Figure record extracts
----------------
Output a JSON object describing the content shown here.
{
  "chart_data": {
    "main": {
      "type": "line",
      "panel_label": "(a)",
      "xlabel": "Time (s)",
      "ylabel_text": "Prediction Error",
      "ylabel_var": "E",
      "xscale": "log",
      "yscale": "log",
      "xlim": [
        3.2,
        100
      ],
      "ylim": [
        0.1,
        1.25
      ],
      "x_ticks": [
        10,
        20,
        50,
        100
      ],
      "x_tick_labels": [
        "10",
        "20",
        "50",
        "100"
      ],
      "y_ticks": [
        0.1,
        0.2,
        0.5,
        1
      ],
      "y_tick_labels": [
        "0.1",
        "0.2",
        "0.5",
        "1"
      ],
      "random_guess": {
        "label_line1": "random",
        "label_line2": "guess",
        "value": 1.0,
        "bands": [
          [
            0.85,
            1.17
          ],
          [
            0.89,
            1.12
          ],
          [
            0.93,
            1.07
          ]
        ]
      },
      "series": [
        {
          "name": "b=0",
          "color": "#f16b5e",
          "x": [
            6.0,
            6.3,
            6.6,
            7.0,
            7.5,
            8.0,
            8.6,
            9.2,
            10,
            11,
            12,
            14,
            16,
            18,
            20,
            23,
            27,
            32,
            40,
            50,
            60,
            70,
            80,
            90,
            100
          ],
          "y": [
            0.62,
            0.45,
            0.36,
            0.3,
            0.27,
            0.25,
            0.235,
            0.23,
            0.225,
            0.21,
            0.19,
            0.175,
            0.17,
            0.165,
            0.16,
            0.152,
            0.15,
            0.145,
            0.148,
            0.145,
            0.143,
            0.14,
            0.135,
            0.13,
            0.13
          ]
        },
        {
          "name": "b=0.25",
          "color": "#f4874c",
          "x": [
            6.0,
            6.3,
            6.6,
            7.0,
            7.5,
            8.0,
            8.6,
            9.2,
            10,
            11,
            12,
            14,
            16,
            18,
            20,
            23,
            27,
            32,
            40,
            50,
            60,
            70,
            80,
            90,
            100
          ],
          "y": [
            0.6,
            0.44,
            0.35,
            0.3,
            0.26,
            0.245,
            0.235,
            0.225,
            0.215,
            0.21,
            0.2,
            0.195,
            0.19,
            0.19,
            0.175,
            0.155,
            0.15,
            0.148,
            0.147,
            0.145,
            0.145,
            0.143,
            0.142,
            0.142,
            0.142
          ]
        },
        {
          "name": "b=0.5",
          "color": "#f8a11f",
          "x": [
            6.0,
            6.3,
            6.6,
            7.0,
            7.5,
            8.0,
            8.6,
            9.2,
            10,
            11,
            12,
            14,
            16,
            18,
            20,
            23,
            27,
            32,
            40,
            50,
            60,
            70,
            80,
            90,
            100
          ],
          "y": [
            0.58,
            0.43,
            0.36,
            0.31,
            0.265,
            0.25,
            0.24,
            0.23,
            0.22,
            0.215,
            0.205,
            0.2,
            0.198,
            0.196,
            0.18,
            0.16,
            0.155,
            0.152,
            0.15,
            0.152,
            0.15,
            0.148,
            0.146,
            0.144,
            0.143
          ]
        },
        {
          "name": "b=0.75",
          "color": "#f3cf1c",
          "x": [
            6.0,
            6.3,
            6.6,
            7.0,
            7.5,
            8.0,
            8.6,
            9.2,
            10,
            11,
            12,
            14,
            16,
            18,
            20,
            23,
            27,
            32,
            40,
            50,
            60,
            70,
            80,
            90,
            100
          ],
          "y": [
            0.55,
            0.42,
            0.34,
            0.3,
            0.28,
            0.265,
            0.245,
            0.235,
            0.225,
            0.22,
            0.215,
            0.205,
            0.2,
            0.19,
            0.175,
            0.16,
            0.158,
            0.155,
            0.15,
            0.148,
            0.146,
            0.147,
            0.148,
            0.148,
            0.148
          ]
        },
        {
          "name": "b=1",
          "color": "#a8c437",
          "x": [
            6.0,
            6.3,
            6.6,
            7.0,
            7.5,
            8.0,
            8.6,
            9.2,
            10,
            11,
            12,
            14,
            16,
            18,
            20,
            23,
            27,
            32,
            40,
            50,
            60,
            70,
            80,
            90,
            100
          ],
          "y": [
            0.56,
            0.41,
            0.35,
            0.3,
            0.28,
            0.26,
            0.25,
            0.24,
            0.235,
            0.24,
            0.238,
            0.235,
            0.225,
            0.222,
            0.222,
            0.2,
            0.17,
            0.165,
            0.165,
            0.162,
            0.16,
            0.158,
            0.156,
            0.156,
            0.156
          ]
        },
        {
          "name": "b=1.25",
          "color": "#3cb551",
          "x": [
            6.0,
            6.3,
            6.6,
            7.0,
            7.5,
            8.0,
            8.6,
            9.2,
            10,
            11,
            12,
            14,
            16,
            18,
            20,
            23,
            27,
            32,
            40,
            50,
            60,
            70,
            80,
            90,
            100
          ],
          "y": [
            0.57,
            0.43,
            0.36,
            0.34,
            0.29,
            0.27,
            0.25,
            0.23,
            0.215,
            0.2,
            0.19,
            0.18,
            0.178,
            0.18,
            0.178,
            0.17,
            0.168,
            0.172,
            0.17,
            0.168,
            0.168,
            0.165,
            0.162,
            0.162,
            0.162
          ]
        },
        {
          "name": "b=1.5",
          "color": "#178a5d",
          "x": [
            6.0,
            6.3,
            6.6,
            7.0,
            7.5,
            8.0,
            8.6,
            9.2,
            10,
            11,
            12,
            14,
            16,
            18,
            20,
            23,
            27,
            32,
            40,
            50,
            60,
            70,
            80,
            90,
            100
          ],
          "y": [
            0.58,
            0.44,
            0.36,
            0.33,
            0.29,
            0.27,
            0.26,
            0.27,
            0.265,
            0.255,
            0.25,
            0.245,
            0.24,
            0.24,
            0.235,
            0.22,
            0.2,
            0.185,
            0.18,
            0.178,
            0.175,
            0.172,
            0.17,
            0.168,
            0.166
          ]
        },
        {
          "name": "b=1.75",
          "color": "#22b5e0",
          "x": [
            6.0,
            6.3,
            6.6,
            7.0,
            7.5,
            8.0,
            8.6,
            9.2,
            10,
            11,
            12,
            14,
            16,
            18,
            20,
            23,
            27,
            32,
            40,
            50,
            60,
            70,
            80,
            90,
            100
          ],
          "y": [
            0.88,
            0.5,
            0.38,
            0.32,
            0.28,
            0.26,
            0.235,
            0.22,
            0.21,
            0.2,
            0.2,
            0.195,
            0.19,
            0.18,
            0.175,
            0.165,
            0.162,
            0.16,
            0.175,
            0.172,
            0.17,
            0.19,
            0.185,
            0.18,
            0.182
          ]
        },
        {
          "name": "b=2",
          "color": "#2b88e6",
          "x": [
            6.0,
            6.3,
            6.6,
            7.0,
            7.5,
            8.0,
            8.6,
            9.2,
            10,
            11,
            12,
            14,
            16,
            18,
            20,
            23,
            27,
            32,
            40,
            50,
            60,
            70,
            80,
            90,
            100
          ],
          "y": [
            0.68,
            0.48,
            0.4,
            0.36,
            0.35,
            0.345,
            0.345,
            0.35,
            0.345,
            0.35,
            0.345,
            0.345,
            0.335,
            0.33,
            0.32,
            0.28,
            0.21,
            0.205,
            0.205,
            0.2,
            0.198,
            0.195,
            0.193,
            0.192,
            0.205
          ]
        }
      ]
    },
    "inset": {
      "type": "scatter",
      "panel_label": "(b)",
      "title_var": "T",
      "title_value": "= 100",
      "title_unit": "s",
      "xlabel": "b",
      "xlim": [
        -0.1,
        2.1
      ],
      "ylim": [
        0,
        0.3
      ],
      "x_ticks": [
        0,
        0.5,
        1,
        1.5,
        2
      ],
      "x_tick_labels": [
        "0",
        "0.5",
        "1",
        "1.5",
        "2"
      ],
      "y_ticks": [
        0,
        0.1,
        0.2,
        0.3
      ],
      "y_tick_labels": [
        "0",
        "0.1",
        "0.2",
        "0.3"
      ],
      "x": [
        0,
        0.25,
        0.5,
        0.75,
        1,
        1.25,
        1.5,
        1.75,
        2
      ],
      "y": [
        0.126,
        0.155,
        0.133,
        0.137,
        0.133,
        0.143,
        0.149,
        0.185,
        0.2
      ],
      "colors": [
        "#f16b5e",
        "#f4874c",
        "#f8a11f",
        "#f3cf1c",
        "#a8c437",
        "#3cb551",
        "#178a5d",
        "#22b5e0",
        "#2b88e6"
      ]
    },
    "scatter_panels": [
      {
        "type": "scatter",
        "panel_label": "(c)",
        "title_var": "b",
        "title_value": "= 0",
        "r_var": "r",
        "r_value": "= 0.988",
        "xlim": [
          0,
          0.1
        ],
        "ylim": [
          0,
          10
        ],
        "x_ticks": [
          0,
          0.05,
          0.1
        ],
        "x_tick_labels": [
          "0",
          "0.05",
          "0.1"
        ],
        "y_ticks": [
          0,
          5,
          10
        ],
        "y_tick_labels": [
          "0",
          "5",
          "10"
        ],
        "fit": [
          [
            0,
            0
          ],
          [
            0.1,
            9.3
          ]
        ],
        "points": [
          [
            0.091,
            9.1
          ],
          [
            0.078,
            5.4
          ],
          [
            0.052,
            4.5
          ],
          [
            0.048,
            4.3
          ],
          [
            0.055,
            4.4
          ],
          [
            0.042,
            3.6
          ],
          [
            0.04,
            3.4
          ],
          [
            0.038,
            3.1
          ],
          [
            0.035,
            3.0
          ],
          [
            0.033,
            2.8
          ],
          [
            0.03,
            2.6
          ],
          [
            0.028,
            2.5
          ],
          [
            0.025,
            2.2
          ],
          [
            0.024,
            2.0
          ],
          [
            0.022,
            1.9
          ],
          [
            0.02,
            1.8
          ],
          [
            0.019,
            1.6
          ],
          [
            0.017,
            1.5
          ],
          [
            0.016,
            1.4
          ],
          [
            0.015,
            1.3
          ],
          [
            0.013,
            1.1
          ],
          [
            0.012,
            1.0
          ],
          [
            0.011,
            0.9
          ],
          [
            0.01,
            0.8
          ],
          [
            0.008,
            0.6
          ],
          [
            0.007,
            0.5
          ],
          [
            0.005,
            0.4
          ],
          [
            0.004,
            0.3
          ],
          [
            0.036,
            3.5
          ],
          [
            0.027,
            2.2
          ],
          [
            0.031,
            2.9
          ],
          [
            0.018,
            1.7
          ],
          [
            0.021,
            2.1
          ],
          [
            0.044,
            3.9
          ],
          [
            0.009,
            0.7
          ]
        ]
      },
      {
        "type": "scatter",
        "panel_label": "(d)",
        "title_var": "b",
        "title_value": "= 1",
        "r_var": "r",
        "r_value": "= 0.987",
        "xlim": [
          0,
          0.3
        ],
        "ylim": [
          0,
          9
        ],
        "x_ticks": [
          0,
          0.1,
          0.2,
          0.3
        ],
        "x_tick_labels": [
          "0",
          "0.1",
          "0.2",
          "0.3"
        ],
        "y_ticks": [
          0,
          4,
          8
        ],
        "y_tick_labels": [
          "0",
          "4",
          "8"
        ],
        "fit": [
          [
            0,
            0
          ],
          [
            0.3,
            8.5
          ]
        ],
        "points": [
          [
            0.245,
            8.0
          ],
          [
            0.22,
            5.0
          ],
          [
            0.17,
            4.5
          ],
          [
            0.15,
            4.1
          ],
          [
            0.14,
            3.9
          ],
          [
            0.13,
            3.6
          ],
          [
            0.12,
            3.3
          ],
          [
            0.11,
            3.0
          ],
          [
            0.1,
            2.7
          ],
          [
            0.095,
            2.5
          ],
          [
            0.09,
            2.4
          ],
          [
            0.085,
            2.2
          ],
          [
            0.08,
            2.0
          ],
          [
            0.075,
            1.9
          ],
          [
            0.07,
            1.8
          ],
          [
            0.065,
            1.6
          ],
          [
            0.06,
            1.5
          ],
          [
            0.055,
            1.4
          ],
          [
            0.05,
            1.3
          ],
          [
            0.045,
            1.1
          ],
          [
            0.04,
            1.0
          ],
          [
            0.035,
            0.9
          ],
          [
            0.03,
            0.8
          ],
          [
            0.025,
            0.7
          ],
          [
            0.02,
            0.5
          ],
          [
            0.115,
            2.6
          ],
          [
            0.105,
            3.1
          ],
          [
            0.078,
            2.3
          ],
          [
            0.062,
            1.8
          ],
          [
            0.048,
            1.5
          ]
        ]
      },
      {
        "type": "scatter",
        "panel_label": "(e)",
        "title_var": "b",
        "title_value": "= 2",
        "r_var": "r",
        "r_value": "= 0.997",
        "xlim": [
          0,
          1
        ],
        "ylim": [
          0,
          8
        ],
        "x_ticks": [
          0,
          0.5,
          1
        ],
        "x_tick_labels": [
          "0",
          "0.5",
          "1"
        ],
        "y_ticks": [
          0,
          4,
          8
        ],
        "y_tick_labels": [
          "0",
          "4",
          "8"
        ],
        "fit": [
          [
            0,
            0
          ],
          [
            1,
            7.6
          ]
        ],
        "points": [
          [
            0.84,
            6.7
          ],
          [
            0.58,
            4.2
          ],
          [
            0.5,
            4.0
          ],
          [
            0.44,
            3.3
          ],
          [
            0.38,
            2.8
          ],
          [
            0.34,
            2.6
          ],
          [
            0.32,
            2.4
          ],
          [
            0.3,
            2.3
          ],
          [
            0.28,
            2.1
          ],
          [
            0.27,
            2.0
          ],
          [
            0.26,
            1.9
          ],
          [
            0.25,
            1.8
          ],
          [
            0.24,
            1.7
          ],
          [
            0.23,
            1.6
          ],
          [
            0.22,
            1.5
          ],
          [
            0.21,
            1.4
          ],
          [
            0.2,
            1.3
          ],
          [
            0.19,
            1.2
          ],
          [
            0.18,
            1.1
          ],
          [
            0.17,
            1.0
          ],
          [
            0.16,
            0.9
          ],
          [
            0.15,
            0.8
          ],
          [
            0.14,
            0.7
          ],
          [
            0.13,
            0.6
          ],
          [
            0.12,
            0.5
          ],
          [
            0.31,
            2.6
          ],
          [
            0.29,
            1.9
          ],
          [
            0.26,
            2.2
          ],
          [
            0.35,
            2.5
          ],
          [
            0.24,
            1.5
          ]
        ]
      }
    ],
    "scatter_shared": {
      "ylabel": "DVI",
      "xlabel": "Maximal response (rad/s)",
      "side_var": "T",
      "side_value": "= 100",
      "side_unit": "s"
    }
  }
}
----------------
**What to work on**.
From the listing above, collect every line that mentions the word "name".

**In response**.
          "name": "b=0",
          "name": "b=0.25",
          "name": "b=0.5",
          "name": "b=0.75",
          "name": "b=1",
          "name": "b=1.25",
          "name": "b=1.5",
          "name": "b=1.75",
          "name": "b=2",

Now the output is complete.